>> begin
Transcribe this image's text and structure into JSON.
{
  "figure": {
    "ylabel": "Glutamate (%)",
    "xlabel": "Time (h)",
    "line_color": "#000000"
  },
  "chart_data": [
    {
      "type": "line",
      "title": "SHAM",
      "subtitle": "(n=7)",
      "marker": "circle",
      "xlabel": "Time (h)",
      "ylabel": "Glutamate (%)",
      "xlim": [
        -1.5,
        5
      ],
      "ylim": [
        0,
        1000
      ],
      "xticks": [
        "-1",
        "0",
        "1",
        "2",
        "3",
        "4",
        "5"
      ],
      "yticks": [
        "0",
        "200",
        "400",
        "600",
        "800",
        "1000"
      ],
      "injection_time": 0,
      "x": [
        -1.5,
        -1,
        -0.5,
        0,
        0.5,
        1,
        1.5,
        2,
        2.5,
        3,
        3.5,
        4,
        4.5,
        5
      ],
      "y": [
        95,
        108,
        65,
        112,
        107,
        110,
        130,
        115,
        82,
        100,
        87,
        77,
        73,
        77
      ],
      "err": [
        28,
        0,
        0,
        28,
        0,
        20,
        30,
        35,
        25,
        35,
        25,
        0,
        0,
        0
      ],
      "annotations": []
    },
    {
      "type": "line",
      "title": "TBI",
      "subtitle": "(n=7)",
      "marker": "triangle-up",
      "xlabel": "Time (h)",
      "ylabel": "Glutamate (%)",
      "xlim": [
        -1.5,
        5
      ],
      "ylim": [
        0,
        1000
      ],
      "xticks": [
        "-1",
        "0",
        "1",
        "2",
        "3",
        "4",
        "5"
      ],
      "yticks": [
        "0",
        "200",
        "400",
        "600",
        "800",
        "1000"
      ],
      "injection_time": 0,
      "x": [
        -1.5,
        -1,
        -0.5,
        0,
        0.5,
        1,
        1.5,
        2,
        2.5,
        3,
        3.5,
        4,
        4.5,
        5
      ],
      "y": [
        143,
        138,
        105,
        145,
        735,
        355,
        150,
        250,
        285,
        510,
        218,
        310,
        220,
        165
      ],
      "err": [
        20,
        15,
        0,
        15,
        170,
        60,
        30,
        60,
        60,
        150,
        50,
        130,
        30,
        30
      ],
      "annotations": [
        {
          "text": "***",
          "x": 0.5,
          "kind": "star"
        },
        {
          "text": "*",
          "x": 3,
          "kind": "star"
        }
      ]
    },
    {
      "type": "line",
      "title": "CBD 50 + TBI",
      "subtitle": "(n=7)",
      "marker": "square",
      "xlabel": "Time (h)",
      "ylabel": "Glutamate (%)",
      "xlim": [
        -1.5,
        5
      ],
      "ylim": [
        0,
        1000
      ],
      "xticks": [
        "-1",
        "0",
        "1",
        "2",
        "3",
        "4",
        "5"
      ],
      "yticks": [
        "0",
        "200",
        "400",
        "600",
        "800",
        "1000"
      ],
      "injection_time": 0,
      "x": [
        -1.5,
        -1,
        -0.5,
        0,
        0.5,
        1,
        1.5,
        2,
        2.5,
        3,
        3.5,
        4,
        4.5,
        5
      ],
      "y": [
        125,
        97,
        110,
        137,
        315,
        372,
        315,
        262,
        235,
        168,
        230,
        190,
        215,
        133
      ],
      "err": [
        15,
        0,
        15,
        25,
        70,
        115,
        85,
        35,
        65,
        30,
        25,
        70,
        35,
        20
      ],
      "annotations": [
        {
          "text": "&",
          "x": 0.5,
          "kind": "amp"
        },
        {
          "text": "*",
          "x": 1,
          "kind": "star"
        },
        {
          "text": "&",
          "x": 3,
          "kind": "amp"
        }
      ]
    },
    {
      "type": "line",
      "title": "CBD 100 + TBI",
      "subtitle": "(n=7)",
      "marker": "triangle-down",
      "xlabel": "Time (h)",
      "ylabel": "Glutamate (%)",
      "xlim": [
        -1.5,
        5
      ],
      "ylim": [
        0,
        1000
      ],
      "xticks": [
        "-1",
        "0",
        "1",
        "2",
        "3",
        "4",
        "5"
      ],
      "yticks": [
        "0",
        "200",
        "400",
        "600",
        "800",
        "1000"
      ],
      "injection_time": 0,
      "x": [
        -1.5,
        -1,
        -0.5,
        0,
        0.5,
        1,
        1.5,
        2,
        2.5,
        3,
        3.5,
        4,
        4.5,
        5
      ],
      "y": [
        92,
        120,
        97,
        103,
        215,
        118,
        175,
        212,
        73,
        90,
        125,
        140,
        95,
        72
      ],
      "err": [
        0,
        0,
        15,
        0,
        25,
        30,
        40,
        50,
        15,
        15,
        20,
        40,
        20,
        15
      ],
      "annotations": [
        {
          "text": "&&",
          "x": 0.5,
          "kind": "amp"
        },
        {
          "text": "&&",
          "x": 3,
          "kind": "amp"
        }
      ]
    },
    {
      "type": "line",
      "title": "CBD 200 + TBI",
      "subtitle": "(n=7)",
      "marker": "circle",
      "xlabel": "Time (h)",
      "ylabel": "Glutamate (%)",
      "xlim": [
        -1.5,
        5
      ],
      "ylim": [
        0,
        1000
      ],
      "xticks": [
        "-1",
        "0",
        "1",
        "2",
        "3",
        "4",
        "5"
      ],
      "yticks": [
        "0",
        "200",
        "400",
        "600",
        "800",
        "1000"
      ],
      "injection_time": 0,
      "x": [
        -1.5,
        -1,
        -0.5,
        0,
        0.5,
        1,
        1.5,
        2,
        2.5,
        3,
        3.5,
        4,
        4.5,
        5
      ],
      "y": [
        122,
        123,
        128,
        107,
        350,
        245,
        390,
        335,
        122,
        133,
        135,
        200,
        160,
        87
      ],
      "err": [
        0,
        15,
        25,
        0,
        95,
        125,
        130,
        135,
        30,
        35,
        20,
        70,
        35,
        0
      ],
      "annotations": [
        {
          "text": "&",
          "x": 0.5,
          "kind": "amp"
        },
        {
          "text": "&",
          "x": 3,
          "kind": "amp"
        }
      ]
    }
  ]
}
>> end
Objective:
Look through the material above. Copy each line where the word "triangle" appears.

Complete answer:
      "marker": "triangle-up",
      "marker": "triangle-down",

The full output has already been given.